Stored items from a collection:
** Begin **

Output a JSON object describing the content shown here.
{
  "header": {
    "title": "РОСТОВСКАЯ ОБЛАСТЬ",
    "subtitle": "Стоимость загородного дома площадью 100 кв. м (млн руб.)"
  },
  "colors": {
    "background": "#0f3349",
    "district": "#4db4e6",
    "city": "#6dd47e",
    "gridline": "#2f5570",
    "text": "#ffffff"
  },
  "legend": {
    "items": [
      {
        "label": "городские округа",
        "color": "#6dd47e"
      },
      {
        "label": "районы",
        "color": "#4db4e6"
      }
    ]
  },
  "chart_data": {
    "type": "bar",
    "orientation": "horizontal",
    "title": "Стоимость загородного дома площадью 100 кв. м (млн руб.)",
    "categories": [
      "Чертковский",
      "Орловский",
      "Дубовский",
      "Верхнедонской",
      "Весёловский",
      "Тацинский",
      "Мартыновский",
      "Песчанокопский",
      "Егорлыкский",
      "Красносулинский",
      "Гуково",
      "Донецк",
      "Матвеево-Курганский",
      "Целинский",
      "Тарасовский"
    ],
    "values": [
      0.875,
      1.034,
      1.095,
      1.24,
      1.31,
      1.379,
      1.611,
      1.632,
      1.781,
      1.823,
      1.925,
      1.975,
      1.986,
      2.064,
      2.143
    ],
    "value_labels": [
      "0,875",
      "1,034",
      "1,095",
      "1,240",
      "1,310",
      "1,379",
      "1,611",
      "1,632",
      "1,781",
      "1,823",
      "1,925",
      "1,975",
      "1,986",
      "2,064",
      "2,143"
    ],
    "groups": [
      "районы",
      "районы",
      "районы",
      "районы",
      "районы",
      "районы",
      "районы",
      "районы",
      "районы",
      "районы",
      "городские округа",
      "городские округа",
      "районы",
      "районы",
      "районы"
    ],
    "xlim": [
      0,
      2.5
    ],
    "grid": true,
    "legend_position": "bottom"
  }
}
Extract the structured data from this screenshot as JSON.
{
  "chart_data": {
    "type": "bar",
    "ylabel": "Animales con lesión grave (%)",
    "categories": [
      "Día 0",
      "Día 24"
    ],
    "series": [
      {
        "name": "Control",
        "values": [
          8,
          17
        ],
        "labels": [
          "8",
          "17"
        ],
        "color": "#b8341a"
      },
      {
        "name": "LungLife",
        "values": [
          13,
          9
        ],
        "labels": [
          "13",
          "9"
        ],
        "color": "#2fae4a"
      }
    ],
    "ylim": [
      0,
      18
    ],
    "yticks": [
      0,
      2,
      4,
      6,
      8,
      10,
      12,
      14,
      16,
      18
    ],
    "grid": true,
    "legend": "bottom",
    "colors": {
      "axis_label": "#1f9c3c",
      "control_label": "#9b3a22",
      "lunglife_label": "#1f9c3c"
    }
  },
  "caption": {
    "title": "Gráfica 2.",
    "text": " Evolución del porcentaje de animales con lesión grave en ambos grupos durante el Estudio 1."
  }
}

** End **

» **The problem**
Establish how many lines of the material above hold the word "lesión". Nothing but the count should be returned.

» **Problem solution**
2